[Start]
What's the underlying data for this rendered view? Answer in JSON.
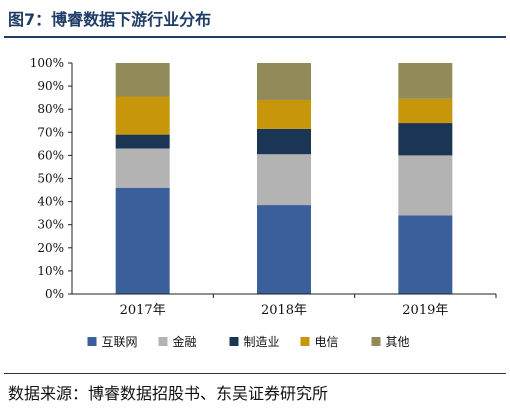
{
  "figure": {
    "title": "图7：博睿数据下游行业分布",
    "source": "数据来源：博睿数据招股书、东吴证券研究所"
  },
  "chart_data": {
    "type": "bar",
    "stacked": true,
    "categories": [
      "2017年",
      "2018年",
      "2019年"
    ],
    "series": [
      {
        "name": "互联网",
        "color": "#3a5f9a",
        "values": [
          46,
          38.5,
          34
        ]
      },
      {
        "name": "金融",
        "color": "#b3b3b3",
        "values": [
          17,
          22,
          26
        ]
      },
      {
        "name": "制造业",
        "color": "#1b3555",
        "values": [
          6,
          11,
          14
        ]
      },
      {
        "name": "电信",
        "color": "#c8960a",
        "values": [
          16.5,
          12.5,
          10.5
        ]
      },
      {
        "name": "其他",
        "color": "#928a58",
        "values": [
          14.5,
          16,
          15.5
        ]
      }
    ],
    "ylim": [
      0,
      100
    ],
    "yticks": [
      "0%",
      "10%",
      "20%",
      "30%",
      "40%",
      "50%",
      "60%",
      "70%",
      "80%",
      "90%",
      "100%"
    ],
    "xlabel": "",
    "ylabel": "",
    "grid": false,
    "legend_position": "bottom"
  }
}
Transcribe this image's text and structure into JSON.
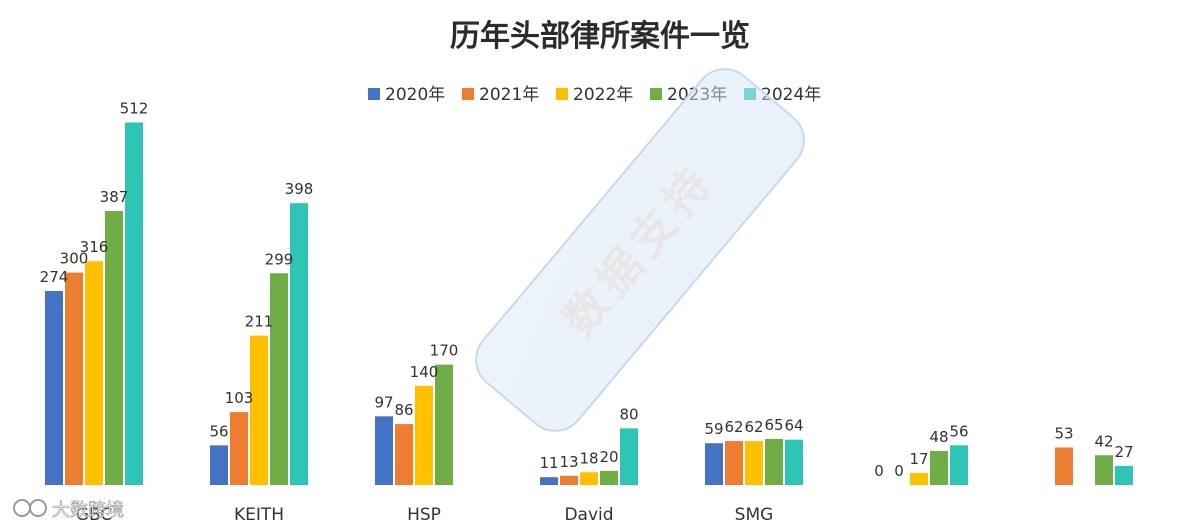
{
  "chart_data": {
    "type": "bar",
    "title": "历年头部律所案件一览",
    "categories": [
      "GBC",
      "KEITH",
      "HSP",
      "David",
      "SMG",
      "",
      ""
    ],
    "series": [
      {
        "name": "2020年",
        "color": "#4472c4",
        "values": [
          274,
          56,
          97,
          11,
          59,
          0,
          null
        ]
      },
      {
        "name": "2021年",
        "color": "#ed7d31",
        "values": [
          300,
          103,
          86,
          13,
          62,
          0,
          53
        ]
      },
      {
        "name": "2022年",
        "color": "#ffc000",
        "values": [
          316,
          211,
          140,
          18,
          62,
          17,
          null
        ]
      },
      {
        "name": "2023年",
        "color": "#70ad47",
        "values": [
          387,
          299,
          170,
          20,
          65,
          48,
          42
        ]
      },
      {
        "name": "2024年",
        "color": "#2ec4b6",
        "values": [
          512,
          398,
          null,
          80,
          64,
          56,
          27
        ]
      }
    ],
    "ylim": [
      0,
      560
    ],
    "grid": false,
    "legend": "top-center"
  },
  "watermark": {
    "stamp_text": "数据支持",
    "corner_text": "大数跨境"
  }
}
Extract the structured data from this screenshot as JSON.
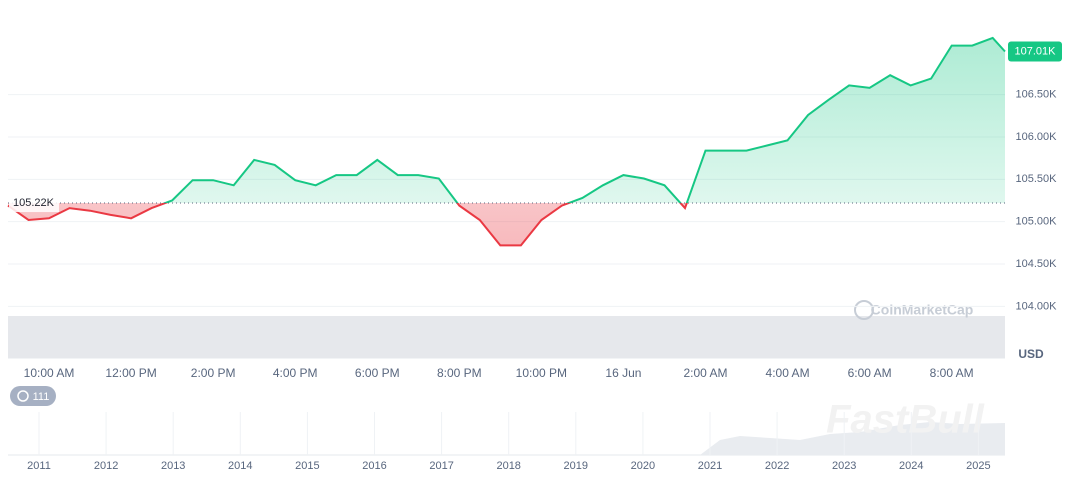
{
  "chart_data": {
    "type": "line",
    "x": [
      9,
      9.5,
      10,
      10.5,
      11,
      11.5,
      12,
      12.5,
      13,
      13.5,
      14,
      14.5,
      15,
      15.5,
      16,
      16.5,
      17,
      17.5,
      18,
      18.5,
      19,
      19.5,
      20,
      20.5,
      21,
      21.5,
      22,
      22.5,
      23,
      23.5,
      24,
      24.5,
      25,
      25.5,
      26,
      26.5,
      27,
      27.5,
      28,
      28.5,
      29,
      29.5,
      30,
      30.5,
      31,
      31.5,
      32,
      32.5,
      33,
      33.3
    ],
    "values": [
      105.19,
      105.02,
      105.04,
      105.16,
      105.13,
      105.08,
      105.04,
      105.16,
      105.25,
      105.49,
      105.49,
      105.43,
      105.73,
      105.67,
      105.49,
      105.43,
      105.55,
      105.55,
      105.73,
      105.55,
      105.55,
      105.51,
      105.19,
      105.02,
      104.72,
      104.72,
      105.02,
      105.19,
      105.28,
      105.43,
      105.55,
      105.51,
      105.43,
      105.16,
      105.84,
      105.84,
      105.84,
      105.9,
      105.96,
      106.26,
      106.44,
      106.61,
      106.58,
      106.73,
      106.61,
      106.69,
      107.08,
      107.08,
      107.17,
      107.01
    ],
    "up_color": "#16c784",
    "down_color": "#ea3943",
    "baseline": {
      "value": 105.22,
      "label": "105.22K"
    },
    "current_price": {
      "value": 107.01,
      "label": "107.01K"
    },
    "xlim": [
      9,
      33.3
    ],
    "xticks": [
      {
        "value": 10,
        "label": "10:00 AM"
      },
      {
        "value": 12,
        "label": "12:00 PM"
      },
      {
        "value": 14,
        "label": "2:00 PM"
      },
      {
        "value": 16,
        "label": "4:00 PM"
      },
      {
        "value": 18,
        "label": "6:00 PM"
      },
      {
        "value": 20,
        "label": "8:00 PM"
      },
      {
        "value": 22,
        "label": "10:00 PM"
      },
      {
        "value": 24,
        "label": "16 Jun"
      },
      {
        "value": 26,
        "label": "2:00 AM"
      },
      {
        "value": 28,
        "label": "4:00 AM"
      },
      {
        "value": 30,
        "label": "6:00 AM"
      },
      {
        "value": 32,
        "label": "8:00 AM"
      }
    ],
    "ylim": [
      103.39,
      107.5
    ],
    "yticks": [
      {
        "value": 104,
        "label": "104.00K"
      },
      {
        "value": 104.5,
        "label": "104.50K"
      },
      {
        "value": 105,
        "label": "105.00K"
      },
      {
        "value": 105.5,
        "label": "105.50K"
      },
      {
        "value": 106,
        "label": "106.00K"
      },
      {
        "value": 106.5,
        "label": "106.50K"
      }
    ],
    "grid": true,
    "currency": "USD",
    "watermark": "CoinMarketCap",
    "badge": "111",
    "navigator_years": [
      "2011",
      "2012",
      "2013",
      "2014",
      "2015",
      "2016",
      "2017",
      "2018",
      "2019",
      "2020",
      "2021",
      "2022",
      "2023",
      "2024",
      "2025"
    ],
    "brand": "FastBull"
  }
}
[End]
Goal of the exercise: Go through the records above and copy every line with the word "this".

Written reply:
What's the underlying data for this rendered view? Answer in JSON.
Transcribe this image's text and structure into JSON.
Extract the structured data from this screenshot as JSON.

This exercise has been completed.